(Records taken from a collection)
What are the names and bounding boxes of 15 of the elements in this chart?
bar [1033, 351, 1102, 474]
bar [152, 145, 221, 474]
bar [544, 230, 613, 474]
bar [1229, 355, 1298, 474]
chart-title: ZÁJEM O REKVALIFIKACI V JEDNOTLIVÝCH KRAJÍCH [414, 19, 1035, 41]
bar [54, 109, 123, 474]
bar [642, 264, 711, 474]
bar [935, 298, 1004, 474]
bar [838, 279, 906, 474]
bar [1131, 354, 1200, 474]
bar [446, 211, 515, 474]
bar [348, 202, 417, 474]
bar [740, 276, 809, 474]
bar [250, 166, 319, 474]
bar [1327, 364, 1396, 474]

*What the task asks*
Reproduce every line of the records above word for word, keeping their original order.

*Task result*
What are the names and bounding boxes of 15 of the elements in this chart?
bar [1033, 351, 1102, 474]
bar [152, 145, 221, 474]
bar [544, 230, 613, 474]
bar [1229, 355, 1298, 474]
chart-title: ZÁJEM O REKVALIFIKACI V JEDNOTLIVÝCH KRAJÍCH [414, 19, 1035, 41]
bar [54, 109, 123, 474]
bar [642, 264, 711, 474]
bar [935, 298, 1004, 474]
bar [838, 279, 906, 474]
bar [1131, 354, 1200, 474]
bar [446, 211, 515, 474]
bar [348, 202, 417, 474]
bar [740, 276, 809, 474]
bar [250, 166, 319, 474]
bar [1327, 364, 1396, 474]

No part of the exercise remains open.